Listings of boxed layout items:
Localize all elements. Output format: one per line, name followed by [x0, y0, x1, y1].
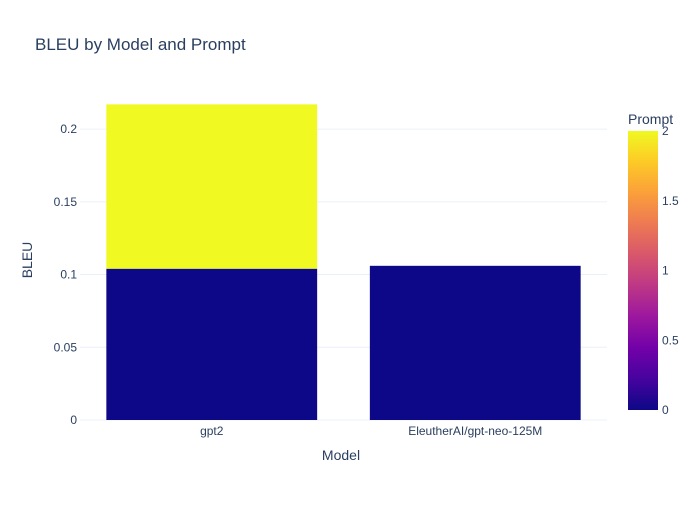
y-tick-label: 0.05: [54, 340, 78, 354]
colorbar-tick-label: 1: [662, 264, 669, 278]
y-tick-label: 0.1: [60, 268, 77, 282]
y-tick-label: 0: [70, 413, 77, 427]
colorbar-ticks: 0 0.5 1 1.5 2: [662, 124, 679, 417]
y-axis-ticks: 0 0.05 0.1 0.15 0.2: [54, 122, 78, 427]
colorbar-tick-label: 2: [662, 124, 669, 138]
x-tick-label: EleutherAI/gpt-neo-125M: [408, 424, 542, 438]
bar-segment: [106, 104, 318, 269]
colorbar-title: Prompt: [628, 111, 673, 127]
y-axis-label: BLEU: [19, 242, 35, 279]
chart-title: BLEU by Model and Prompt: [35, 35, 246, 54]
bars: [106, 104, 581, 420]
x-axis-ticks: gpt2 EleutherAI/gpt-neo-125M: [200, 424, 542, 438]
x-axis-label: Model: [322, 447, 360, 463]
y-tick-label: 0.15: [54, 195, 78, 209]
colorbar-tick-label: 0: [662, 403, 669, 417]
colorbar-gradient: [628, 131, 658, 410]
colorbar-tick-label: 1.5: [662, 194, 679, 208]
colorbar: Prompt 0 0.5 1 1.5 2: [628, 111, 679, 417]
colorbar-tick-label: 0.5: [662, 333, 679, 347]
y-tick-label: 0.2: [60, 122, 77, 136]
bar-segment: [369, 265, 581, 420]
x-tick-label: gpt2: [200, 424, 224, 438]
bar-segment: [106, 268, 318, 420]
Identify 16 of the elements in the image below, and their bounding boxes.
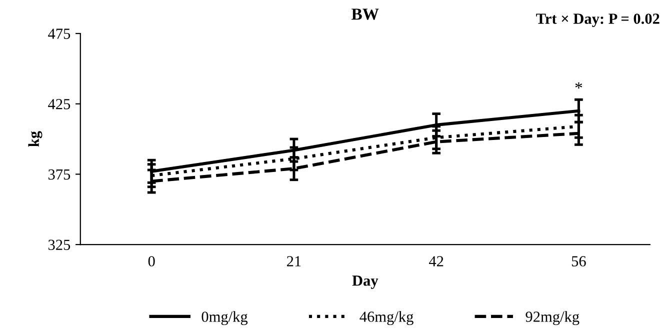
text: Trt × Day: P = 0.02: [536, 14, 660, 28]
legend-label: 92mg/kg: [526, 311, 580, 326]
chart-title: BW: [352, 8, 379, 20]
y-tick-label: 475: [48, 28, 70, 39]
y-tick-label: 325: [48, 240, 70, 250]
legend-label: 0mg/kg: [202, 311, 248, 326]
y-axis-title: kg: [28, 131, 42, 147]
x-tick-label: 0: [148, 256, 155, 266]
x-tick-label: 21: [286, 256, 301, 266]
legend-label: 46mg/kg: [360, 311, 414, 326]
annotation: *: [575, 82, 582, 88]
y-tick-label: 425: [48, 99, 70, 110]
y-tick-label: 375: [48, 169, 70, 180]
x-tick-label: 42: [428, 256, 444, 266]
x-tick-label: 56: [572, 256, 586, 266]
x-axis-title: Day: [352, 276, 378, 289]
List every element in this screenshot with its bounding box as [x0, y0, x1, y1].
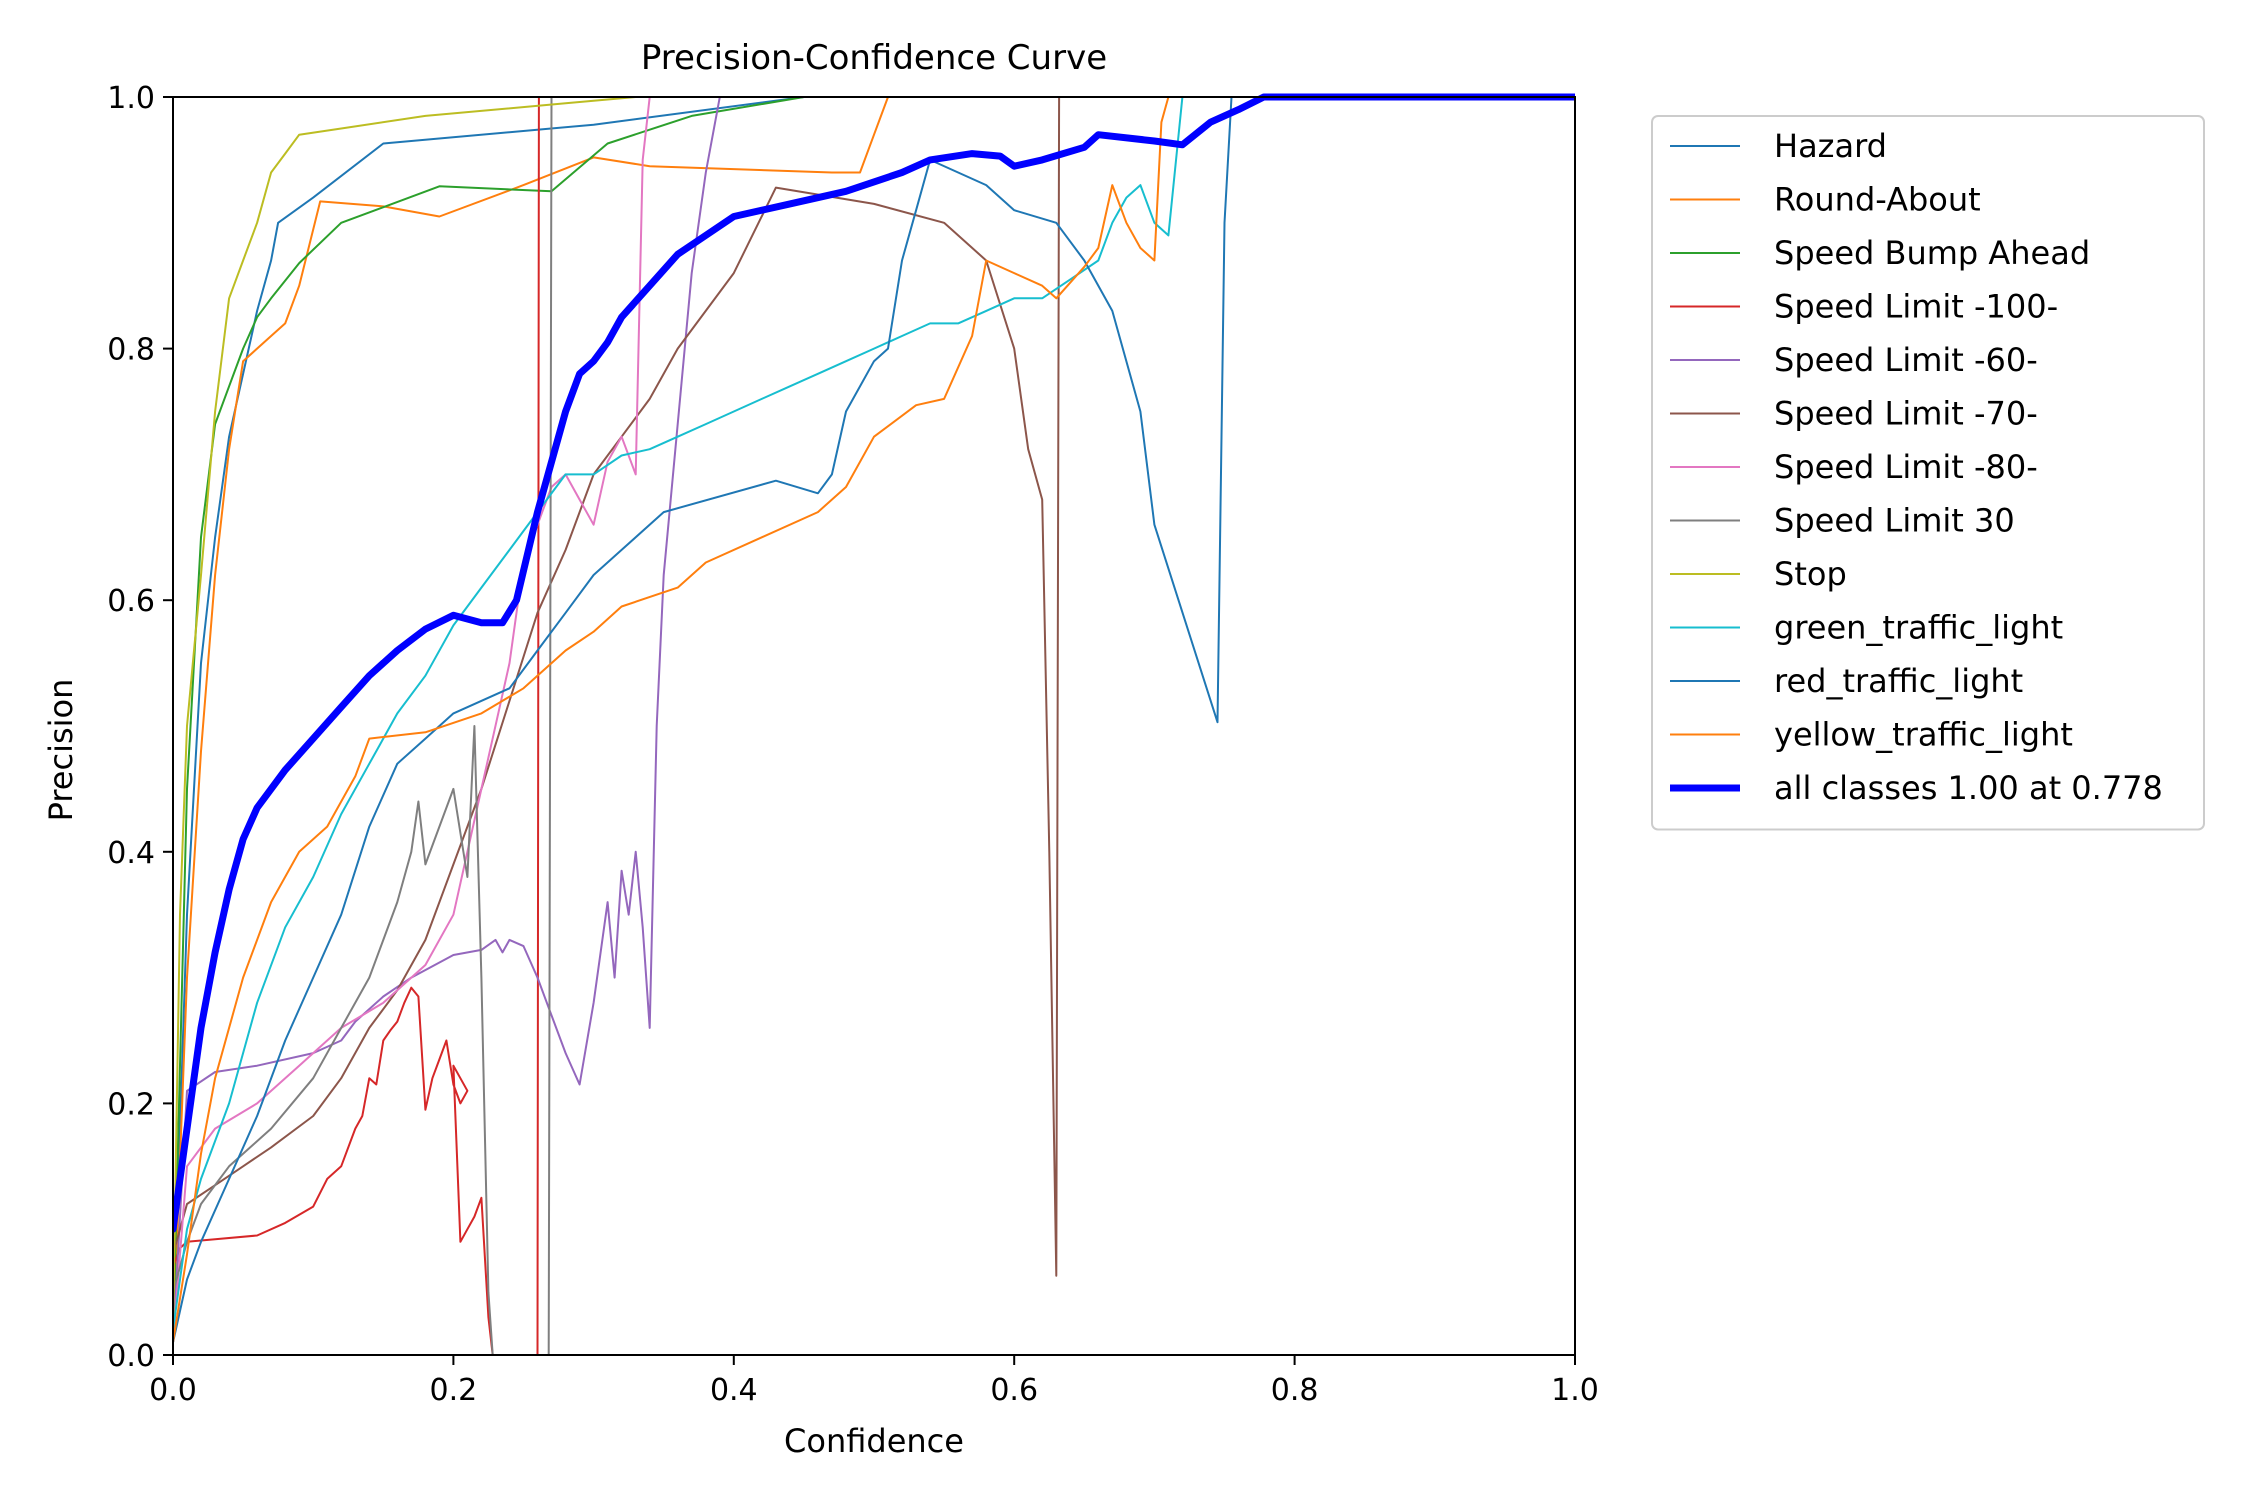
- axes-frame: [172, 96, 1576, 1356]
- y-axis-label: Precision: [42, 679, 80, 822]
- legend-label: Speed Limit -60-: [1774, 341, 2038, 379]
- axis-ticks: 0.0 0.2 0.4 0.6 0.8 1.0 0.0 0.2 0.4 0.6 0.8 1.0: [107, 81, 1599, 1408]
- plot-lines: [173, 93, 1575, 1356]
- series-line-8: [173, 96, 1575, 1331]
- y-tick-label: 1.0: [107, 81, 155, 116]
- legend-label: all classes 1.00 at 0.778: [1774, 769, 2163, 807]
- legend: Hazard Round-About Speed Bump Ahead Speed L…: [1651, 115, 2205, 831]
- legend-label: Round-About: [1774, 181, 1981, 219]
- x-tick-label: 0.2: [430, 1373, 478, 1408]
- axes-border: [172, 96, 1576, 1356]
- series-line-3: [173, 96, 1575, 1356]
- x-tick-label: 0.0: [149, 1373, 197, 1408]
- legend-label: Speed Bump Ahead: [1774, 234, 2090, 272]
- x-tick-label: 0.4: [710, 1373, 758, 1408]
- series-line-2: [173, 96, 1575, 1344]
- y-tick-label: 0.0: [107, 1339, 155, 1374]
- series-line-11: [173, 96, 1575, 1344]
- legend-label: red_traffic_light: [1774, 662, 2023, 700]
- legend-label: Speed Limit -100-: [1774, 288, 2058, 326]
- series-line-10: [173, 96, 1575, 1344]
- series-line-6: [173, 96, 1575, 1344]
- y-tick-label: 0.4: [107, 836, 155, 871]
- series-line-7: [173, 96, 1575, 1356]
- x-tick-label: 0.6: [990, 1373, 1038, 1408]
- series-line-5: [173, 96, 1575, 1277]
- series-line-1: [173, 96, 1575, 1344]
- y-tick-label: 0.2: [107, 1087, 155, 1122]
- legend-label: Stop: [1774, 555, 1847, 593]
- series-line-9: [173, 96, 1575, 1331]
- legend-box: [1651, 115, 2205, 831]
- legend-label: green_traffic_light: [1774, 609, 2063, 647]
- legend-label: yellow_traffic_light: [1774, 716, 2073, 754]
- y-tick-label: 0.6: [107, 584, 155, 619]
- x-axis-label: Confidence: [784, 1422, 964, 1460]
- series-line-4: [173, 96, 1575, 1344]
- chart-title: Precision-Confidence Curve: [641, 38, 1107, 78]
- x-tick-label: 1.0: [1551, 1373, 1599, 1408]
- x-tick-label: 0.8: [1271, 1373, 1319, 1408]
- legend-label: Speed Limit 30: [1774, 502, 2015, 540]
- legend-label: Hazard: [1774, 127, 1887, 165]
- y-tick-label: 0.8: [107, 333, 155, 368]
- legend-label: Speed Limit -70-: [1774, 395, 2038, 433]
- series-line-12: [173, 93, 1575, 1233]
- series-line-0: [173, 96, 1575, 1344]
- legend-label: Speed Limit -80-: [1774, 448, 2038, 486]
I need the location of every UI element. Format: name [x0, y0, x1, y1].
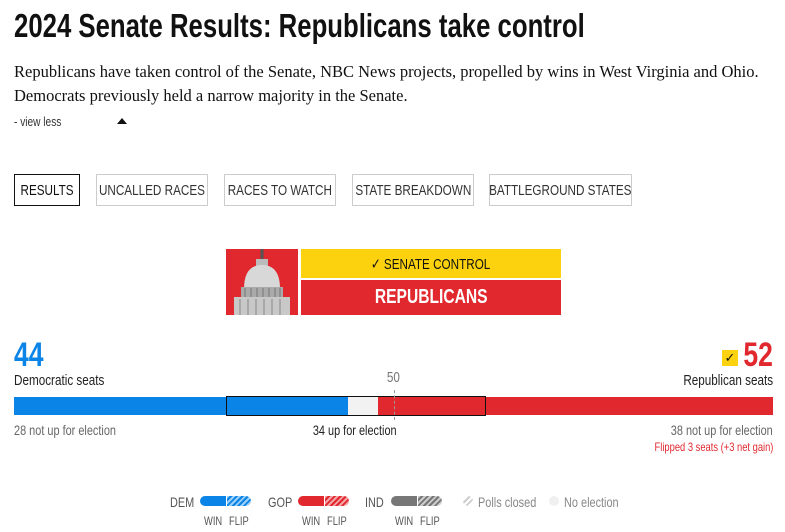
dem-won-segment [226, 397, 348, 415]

**Do this:**
Copy every line above word for word, leaving out the pictures.

**Correct output:**
Localize all elements. Output format: one per line, name followed by [x0, y0, x1, y1].
y-tick-label: 0.05: [54, 340, 78, 354]
colorbar-tick-label: 1: [662, 264, 669, 278]
y-tick-label: 0.1: [60, 268, 77, 282]
y-tick-label: 0: [70, 413, 77, 427]
colorbar-ticks: 0 0.5 1 1.5 2: [662, 124, 679, 417]
y-axis-ticks: 0 0.05 0.1 0.15 0.2: [54, 122, 78, 427]
colorbar-tick-label: 2: [662, 124, 669, 138]
x-tick-label: EleutherAI/gpt-neo-125M: [408, 424, 542, 438]
bar-segment: [106, 104, 318, 269]
colorbar-title: Prompt: [628, 111, 673, 127]
y-axis-label: BLEU: [19, 242, 35, 279]
chart-title: BLEU by Model and Prompt: [35, 35, 246, 54]
bars: [106, 104, 581, 420]
x-axis-ticks: gpt2 EleutherAI/gpt-neo-125M: [200, 424, 542, 438]
x-axis-label: Model: [322, 447, 360, 463]
y-tick-label: 0.15: [54, 195, 78, 209]
colorbar-tick-label: 0: [662, 403, 669, 417]
colorbar-gradient: [628, 131, 658, 410]
colorbar-tick-label: 1.5: [662, 194, 679, 208]
colorbar: Prompt 0 0.5 1 1.5 2: [628, 111, 679, 417]
colorbar-tick-label: 0.5: [662, 333, 679, 347]
y-tick-label: 0.2: [60, 122, 77, 136]
bar-segment: [369, 265, 581, 420]
x-tick-label: gpt2: [200, 424, 224, 438]
bar-segment: [106, 268, 318, 420]
Identify 16 of the elements in the image below, and their bounding boxes.
text: Trt × Day: P = 0.02: [536, 14, 660, 28]
legend-label: 92mg/kg: [526, 311, 580, 326]
chart-title: BW: [352, 8, 379, 20]
y-tick-label: 475: [48, 28, 70, 39]
y-tick-label: 325: [48, 240, 70, 250]
legend-label: 0mg/kg: [202, 311, 248, 326]
y-axis-title: kg: [28, 131, 42, 147]
x-tick-label: 0: [148, 256, 155, 266]
x-tick-label: 21: [286, 256, 301, 266]
legend-label: 46mg/kg: [360, 311, 414, 326]
annotation: *: [575, 82, 582, 88]
y-tick-label: 425: [48, 99, 70, 110]
y-tick-label: 375: [48, 169, 70, 180]
x-tick-label: 42: [428, 256, 444, 266]
x-tick-label: 56: [572, 256, 586, 266]
x-axis-title: Day: [352, 276, 378, 289]
List every element in this screenshot with its bounding box as [x0, y0, x1, y1].
- axes-frame: [172, 96, 1576, 1356]
- y-axis-label: Precision: [42, 679, 80, 822]
- legend-label: Speed Limit -60-: [1774, 341, 2038, 379]
- axis-ticks: 0.0 0.2 0.4 0.6 0.8 1.0 0.0 0.2 0.4 0.6 0.8 1.0: [107, 81, 1599, 1408]
- plot-lines: [173, 93, 1575, 1356]
- series-line-8: [173, 96, 1575, 1331]
- y-tick-label: 1.0: [107, 81, 155, 116]
- legend-label: all classes 1.00 at 0.778: [1774, 769, 2163, 807]
- legend: Hazard Round-About Speed Bump Ahead Speed L…: [1651, 115, 2205, 831]
- legend-label: Round-About: [1774, 181, 1981, 219]
- x-tick-label: 0.2: [430, 1373, 478, 1408]
- axes-border: [172, 96, 1576, 1356]
- series-line-3: [173, 96, 1575, 1356]
- x-tick-label: 0.0: [149, 1373, 197, 1408]
- legend-label: Speed Bump Ahead: [1774, 234, 2090, 272]
- x-tick-label: 0.4: [710, 1373, 758, 1408]
- series-line-2: [173, 96, 1575, 1344]
- y-tick-label: 0.0: [107, 1339, 155, 1374]
- series-line-11: [173, 96, 1575, 1344]
- legend-label: red_traffic_light: [1774, 662, 2023, 700]
- legend-label: Speed Limit -100-: [1774, 288, 2058, 326]
- series-line-10: [173, 96, 1575, 1344]
- series-line-6: [173, 96, 1575, 1344]
- y-tick-label: 0.4: [107, 836, 155, 871]
- series-line-7: [173, 96, 1575, 1356]
- x-tick-label: 0.6: [990, 1373, 1038, 1408]
- series-line-5: [173, 96, 1575, 1277]
- series-line-1: [173, 96, 1575, 1344]
- y-tick-label: 0.2: [107, 1087, 155, 1122]
- legend-label: Stop: [1774, 555, 1847, 593]
- series-line-9: [173, 96, 1575, 1331]
- legend-box: [1651, 115, 2205, 831]
- legend-label: green_traffic_light: [1774, 609, 2063, 647]
- legend-label: yellow_traffic_light: [1774, 716, 2073, 754]
- y-tick-label: 0.6: [107, 584, 155, 619]
- x-axis-label: Confidence: [784, 1422, 964, 1460]
- series-line-4: [173, 96, 1575, 1344]
- chart-title: Precision-Confidence Curve: [641, 38, 1107, 78]
- x-tick-label: 1.0: [1551, 1373, 1599, 1408]
- x-tick-label: 0.8: [1271, 1373, 1319, 1408]
- legend-label: Speed Limit 30: [1774, 502, 2015, 540]
- legend-label: Hazard: [1774, 127, 1887, 165]
- y-tick-label: 0.8: [107, 333, 155, 368]
- legend-label: Speed Limit -70-: [1774, 395, 2038, 433]
- series-line-12: [173, 93, 1575, 1233]
- series-line-0: [173, 96, 1575, 1344]
- legend-label: Speed Limit -80-: [1774, 448, 2038, 486]
I need the location of every UI element. Format: name [x0, y0, x1, y1].
dem-won-segment [226, 397, 348, 415]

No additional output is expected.